__Exercise__
Write out every entry precisely as given, leaving the pictures out.

>> start Source material

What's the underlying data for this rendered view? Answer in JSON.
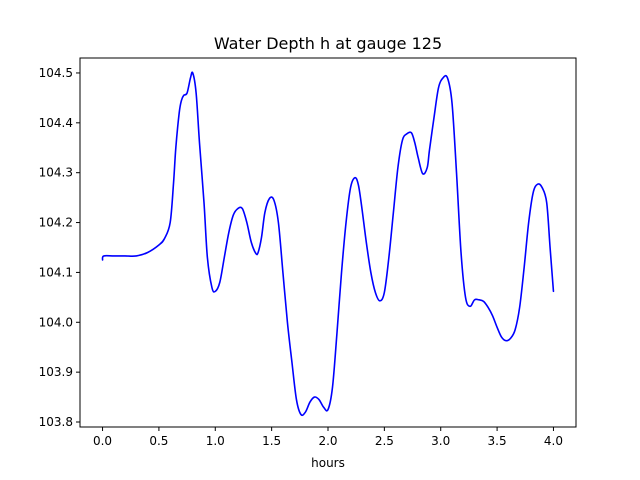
{
  "chart_data": {
    "type": "line",
    "title": "Water Depth h at gauge 125",
    "xlabel": "hours",
    "ylabel": "",
    "xlim": [
      -0.2,
      4.2
    ],
    "ylim": [
      103.79,
      104.53
    ],
    "grid": false,
    "legend": "none",
    "x_ticks": [
      0.0,
      0.5,
      1.0,
      1.5,
      2.0,
      2.5,
      3.0,
      3.5,
      4.0
    ],
    "x_tick_labels": [
      "0.0",
      "0.5",
      "1.0",
      "1.5",
      "2.0",
      "2.5",
      "3.0",
      "3.5",
      "4.0"
    ],
    "y_ticks": [
      103.8,
      103.9,
      104.0,
      104.1,
      104.2,
      104.3,
      104.4,
      104.5
    ],
    "y_tick_labels": [
      "103.8",
      "103.9",
      "104.0",
      "104.1",
      "104.2",
      "104.3",
      "104.4",
      "104.5"
    ],
    "series": [
      {
        "color": "#0000ff",
        "x": [
          0.0,
          0.01,
          0.1,
          0.2,
          0.3,
          0.4,
          0.5,
          0.55,
          0.6,
          0.63,
          0.65,
          0.68,
          0.7,
          0.72,
          0.75,
          0.78,
          0.8,
          0.83,
          0.86,
          0.9,
          0.93,
          0.97,
          1.0,
          1.04,
          1.08,
          1.12,
          1.16,
          1.2,
          1.24,
          1.28,
          1.32,
          1.36,
          1.38,
          1.41,
          1.44,
          1.48,
          1.52,
          1.56,
          1.6,
          1.64,
          1.68,
          1.72,
          1.76,
          1.8,
          1.84,
          1.88,
          1.92,
          1.96,
          2.0,
          2.04,
          2.08,
          2.12,
          2.16,
          2.2,
          2.24,
          2.27,
          2.3,
          2.34,
          2.38,
          2.42,
          2.46,
          2.5,
          2.54,
          2.58,
          2.62,
          2.66,
          2.7,
          2.74,
          2.77,
          2.8,
          2.84,
          2.88,
          2.9,
          2.94,
          2.98,
          3.02,
          3.06,
          3.1,
          3.14,
          3.18,
          3.22,
          3.26,
          3.3,
          3.34,
          3.38,
          3.42,
          3.46,
          3.5,
          3.54,
          3.58,
          3.62,
          3.66,
          3.7,
          3.74,
          3.78,
          3.82,
          3.86,
          3.9,
          3.94,
          3.97,
          4.0
        ],
        "y": [
          104.125,
          104.133,
          104.133,
          104.133,
          104.133,
          104.14,
          104.155,
          104.168,
          104.2,
          104.28,
          104.35,
          104.42,
          104.445,
          104.455,
          104.46,
          104.49,
          104.5,
          104.46,
          104.36,
          104.24,
          104.13,
          104.07,
          104.062,
          104.08,
          104.13,
          104.18,
          104.215,
          104.228,
          104.228,
          104.2,
          104.16,
          104.138,
          104.14,
          104.17,
          104.22,
          104.248,
          104.245,
          104.2,
          104.1,
          104.0,
          103.92,
          103.845,
          103.815,
          103.82,
          103.84,
          103.85,
          103.845,
          103.83,
          103.825,
          103.87,
          103.98,
          104.1,
          104.2,
          104.27,
          104.29,
          104.275,
          104.23,
          104.16,
          104.1,
          104.06,
          104.043,
          104.06,
          104.13,
          104.22,
          104.31,
          104.365,
          104.378,
          104.38,
          104.36,
          104.33,
          104.298,
          104.31,
          104.345,
          104.41,
          104.47,
          104.49,
          104.49,
          104.44,
          104.3,
          104.14,
          104.05,
          104.032,
          104.045,
          104.045,
          104.042,
          104.03,
          104.013,
          103.99,
          103.97,
          103.963,
          103.968,
          103.985,
          104.03,
          104.11,
          104.2,
          104.26,
          104.277,
          104.27,
          104.24,
          104.15,
          104.062
        ]
      }
    ]
  }
}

>> end Source material

__Exercise answer__
What's the underlying data for this rendered view? Answer in JSON.
{
  "chart_data": {
    "type": "line",
    "title": "Water Depth h at gauge 125",
    "xlabel": "hours",
    "ylabel": "",
    "xlim": [
      -0.2,
      4.2
    ],
    "ylim": [
      103.79,
      104.53
    ],
    "grid": false,
    "legend": "none",
    "x_ticks": [
      0.0,
      0.5,
      1.0,
      1.5,
      2.0,
      2.5,
      3.0,
      3.5,
      4.0
    ],
    "x_tick_labels": [
      "0.0",
      "0.5",
      "1.0",
      "1.5",
      "2.0",
      "2.5",
      "3.0",
      "3.5",
      "4.0"
    ],
    "y_ticks": [
      103.8,
      103.9,
      104.0,
      104.1,
      104.2,
      104.3,
      104.4,
      104.5
    ],
    "y_tick_labels": [
      "103.8",
      "103.9",
      "104.0",
      "104.1",
      "104.2",
      "104.3",
      "104.4",
      "104.5"
    ],
    "series": [
      {
        "color": "#0000ff",
        "x": [
          0.0,
          0.01,
          0.1,
          0.2,
          0.3,
          0.4,
          0.5,
          0.55,
          0.6,
          0.63,
          0.65,
          0.68,
          0.7,
          0.72,
          0.75,
          0.78,
          0.8,
          0.83,
          0.86,
          0.9,
          0.93,
          0.97,
          1.0,
          1.04,
          1.08,
          1.12,
          1.16,
          1.2,
          1.24,
          1.28,
          1.32,
          1.36,
          1.38,
          1.41,
          1.44,
          1.48,
          1.52,
          1.56,
          1.6,
          1.64,
          1.68,
          1.72,
          1.76,
          1.8,
          1.84,
          1.88,
          1.92,
          1.96,
          2.0,
          2.04,
          2.08,
          2.12,
          2.16,
          2.2,
          2.24,
          2.27,
          2.3,
          2.34,
          2.38,
          2.42,
          2.46,
          2.5,
          2.54,
          2.58,
          2.62,
          2.66,
          2.7,
          2.74,
          2.77,
          2.8,
          2.84,
          2.88,
          2.9,
          2.94,
          2.98,
          3.02,
          3.06,
          3.1,
          3.14,
          3.18,
          3.22,
          3.26,
          3.3,
          3.34,
          3.38,
          3.42,
          3.46,
          3.5,
          3.54,
          3.58,
          3.62,
          3.66,
          3.7,
          3.74,
          3.78,
          3.82,
          3.86,
          3.9,
          3.94,
          3.97,
          4.0
        ],
        "y": [
          104.125,
          104.133,
          104.133,
          104.133,
          104.133,
          104.14,
          104.155,
          104.168,
          104.2,
          104.28,
          104.35,
          104.42,
          104.445,
          104.455,
          104.46,
          104.49,
          104.5,
          104.46,
          104.36,
          104.24,
          104.13,
          104.07,
          104.062,
          104.08,
          104.13,
          104.18,
          104.215,
          104.228,
          104.228,
          104.2,
          104.16,
          104.138,
          104.14,
          104.17,
          104.22,
          104.248,
          104.245,
          104.2,
          104.1,
          104.0,
          103.92,
          103.845,
          103.815,
          103.82,
          103.84,
          103.85,
          103.845,
          103.83,
          103.825,
          103.87,
          103.98,
          104.1,
          104.2,
          104.27,
          104.29,
          104.275,
          104.23,
          104.16,
          104.1,
          104.06,
          104.043,
          104.06,
          104.13,
          104.22,
          104.31,
          104.365,
          104.378,
          104.38,
          104.36,
          104.33,
          104.298,
          104.31,
          104.345,
          104.41,
          104.47,
          104.49,
          104.49,
          104.44,
          104.3,
          104.14,
          104.05,
          104.032,
          104.045,
          104.045,
          104.042,
          104.03,
          104.013,
          103.99,
          103.97,
          103.963,
          103.968,
          103.985,
          104.03,
          104.11,
          104.2,
          104.26,
          104.277,
          104.27,
          104.24,
          104.15,
          104.062
        ]
      }
    ]
  }
}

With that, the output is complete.